文書抜粋 -
労務管理

忘れられる権利と労務管理(前科・過去の犯罪歴編)

2016年8月15日

ちょっと間が空きましたが、こちらの記事に引き続いて、今回も忘れられる権利について。

忘れられる権利とは、ネット上に拡散してしまった、個人情報やプライバシーを侵害する情報、誹謗中傷などを削除してもらう権利を言います。

この忘れられる権利で問題になりやすいのがリベンジポルノと過去の犯罪歴であること、そして、リベンジポルノについては前回解説しました。

 

1. 忘れられる権利と過去の犯罪歴

忘れられる権利において過去の犯罪歴とリベンジポルノとの大きな違いは「知る権利」との衝突です。

リベンジポルノで「その画像を見る権利は(関係ない)俺達にもある」という主張は、常識的に考えて100%認められません。ていうか、バカだろそいつ、おまえが牢屋にいけ。

しかし、過去の犯罪歴となると、例えば、労働者を雇い入れる際には会社としては知っておきたい情報であることは間違いありません。

過去に横領の犯罪歴があるものを経理として雇ったり、窃盗の犯罪歴があるものを小売店で雇ったりしたくないのは、会社として当然の心理です。

では、会社としてそうした労働者が忘れて欲しいと思っていることを「知る」ことも、労働者の「忘れられる権利」を侵害することになってしまうのでしょうか。

 

2. 忘れられる権利とは「消去権」

忘れられる権利とはそもそも、ネット上に拡散してしまった、個人情報やプライバシーを侵害する情報、誹謗中傷などを「削除」してもらう権利を言います。

冒頭と同じ文章を持ってきて、わざわざ「削除」を強調したのは、この「削除」こそが忘れられる権利の肝だから。

「忘れられる」という言葉がそもそもの誤解のもとですが、忘れられる権利は、わたしたちが特定の誰かの行為を「忘れる」ことではありません。

あくまで、ネット上の情報を削除・消去してもらうことで、他の人に思い出させないようにしたり、そもそも過去のことを知らない人に知らせないようにするための権利なのです。

それもあり、忘れられる権利の発祥の地であるEUでは、現在、忘れられる権利は「消去権」という言葉を使うようになっています。

 

3. 忘れる義務があるわけではない

要するに、「忘れられる権利」はわたしたちに「忘れてあげる義務」があるのではなく、本人にとって望ましくない過去の情報を「消す権利」なわけです。

そして、その権利を行使されるのは、情報を発信しているサイトや、そうしたサイトを検索結果で表示するGoogleやYahoo!ということになります。

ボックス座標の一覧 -
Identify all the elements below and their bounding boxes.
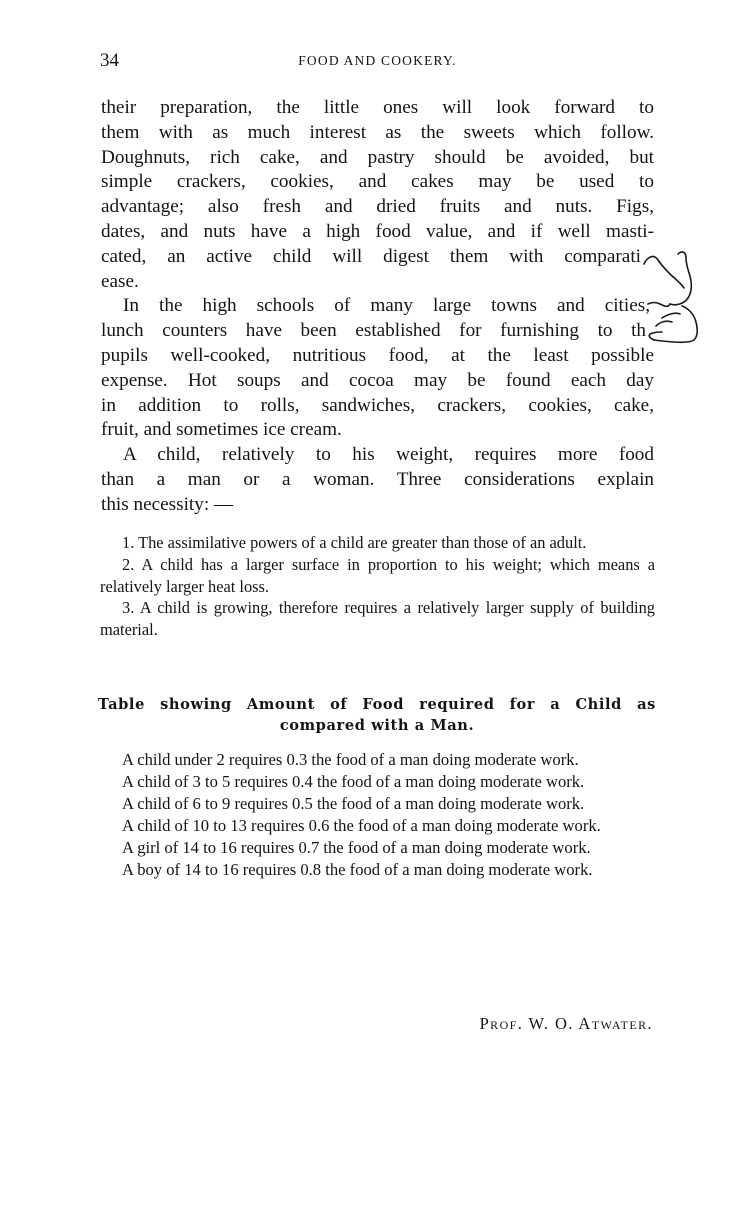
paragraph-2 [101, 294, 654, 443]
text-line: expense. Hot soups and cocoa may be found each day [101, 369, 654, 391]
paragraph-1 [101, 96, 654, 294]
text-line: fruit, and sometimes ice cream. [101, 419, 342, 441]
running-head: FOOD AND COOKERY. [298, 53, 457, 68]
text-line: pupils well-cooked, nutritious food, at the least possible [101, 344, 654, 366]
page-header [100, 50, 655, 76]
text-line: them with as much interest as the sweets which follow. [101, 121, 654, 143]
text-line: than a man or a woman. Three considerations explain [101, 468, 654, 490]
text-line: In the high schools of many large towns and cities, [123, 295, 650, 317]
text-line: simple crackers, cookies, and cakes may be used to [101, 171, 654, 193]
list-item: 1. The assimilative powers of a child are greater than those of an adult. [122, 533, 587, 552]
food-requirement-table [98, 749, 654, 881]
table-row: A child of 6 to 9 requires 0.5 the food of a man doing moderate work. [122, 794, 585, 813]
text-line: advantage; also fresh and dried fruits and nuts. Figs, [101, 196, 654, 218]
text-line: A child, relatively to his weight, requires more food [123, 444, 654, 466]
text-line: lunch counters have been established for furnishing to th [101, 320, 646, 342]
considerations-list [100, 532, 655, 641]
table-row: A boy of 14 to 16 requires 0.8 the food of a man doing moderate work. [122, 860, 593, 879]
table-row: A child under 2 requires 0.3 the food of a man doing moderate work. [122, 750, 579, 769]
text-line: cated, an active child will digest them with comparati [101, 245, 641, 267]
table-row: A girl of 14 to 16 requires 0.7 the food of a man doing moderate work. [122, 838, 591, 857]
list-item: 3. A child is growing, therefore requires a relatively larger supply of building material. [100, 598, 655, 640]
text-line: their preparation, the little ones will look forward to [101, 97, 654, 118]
==
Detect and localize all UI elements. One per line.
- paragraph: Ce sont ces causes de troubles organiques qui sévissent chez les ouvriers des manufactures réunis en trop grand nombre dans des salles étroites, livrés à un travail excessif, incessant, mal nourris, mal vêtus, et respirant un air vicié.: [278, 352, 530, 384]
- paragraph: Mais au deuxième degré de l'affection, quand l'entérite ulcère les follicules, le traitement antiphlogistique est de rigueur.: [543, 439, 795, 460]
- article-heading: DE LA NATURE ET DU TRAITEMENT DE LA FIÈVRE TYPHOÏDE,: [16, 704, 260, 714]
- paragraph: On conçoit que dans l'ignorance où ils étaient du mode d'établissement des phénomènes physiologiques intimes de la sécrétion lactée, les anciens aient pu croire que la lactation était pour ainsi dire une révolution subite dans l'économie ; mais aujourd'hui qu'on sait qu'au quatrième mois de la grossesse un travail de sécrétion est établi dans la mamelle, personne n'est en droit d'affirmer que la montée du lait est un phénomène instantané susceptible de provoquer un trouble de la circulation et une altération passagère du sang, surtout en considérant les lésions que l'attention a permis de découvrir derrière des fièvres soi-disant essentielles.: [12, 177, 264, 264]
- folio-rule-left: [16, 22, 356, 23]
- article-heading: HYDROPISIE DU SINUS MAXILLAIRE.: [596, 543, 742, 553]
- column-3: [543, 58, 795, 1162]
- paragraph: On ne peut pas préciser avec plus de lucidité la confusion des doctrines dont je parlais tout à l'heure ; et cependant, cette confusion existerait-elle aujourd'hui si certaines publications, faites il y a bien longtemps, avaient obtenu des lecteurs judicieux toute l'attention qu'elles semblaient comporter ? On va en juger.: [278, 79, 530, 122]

問題 1 -
忘れられる権利に関する文章をもとに、次の問いに答えよ。
(a) 忘れられる権利の発祥の地であるEUでは、現在この権利をどのような言葉で呼ぶようになっているか。
(b) 過去の犯罪歴とリベンジポルノとの大きな違いは、何との衝突だとされているか。
(c) 権利を行使される側として、情報を発信しているサイトのほかに名前が挙げられている検索サービスは何か。
問題 2 - 忘れられる権利に関する文章を、途切れたところから書き継いでください。
記録はこの作業には関係しない。

解答 1 -
(a) 「消去権」
(b) 「知る権利」との衝突
(c) GoogleとYahoo!

解答 2 -
よって、会社としては、すでに消去権が行使されて消されている情報を知ろうとする、というのはあまり良いことではないかと思いますが、まだ、消されていない情報を知ることについてはそれほど問題とはならないのでは、というのがわたしの見解です。

「忘れられる権利」や「消去権」自体がまだまだ新しい、概念なので、今後、意味が変わっていく可能性はありますが現状、わたしはそう考えています。

 

4. 前科のある労働者への対処方法

さて、これまでのことを非常に乱暴にまとめると

「忘れられる権利だなんだろうが、会社としては知ってしまったのものはしょうがない」

ということになります。

では、「知ってしまった」前科などの情報を用いて、雇入れを拒否したり、すでに在籍している従業員を解雇することはできるのでしょうか。

 

雇入れの拒否

まず、雇入れの段階では、会社の採用の自由が広く認められる傾向があるため、拒否しても問題とはなりにくいです。

もちろん、雇入れの拒否の理由として「あなたには前科があるから」と直接伝えるのはNG。そもそも、会社には雇入れの拒否の理由を公表する義務がないので、そうしたことをする必要もなく、面接の結果、とか、書類選考の結果、ということにしておけばいいでしょう。

 

すでに在籍している従業員の解雇

一方、すでに在籍している従業員については慎重な対応が必要です。

入社の後に過去の犯罪歴を知る、ということは、その社員は入社時に過去の犯罪歴を隠していたことになり経歴詐称といえます。

しかし、経歴詐称で労働者を解雇できるのはそれが「重大な経歴詐称」である場合に限られます。

経理として入った人が横領の前科があるのにそれを隠していた場合は、重大といえるかもしれませんが、交通違反などの罰金刑を隠していたことが「重大な経歴詐称」とすることには無理があります。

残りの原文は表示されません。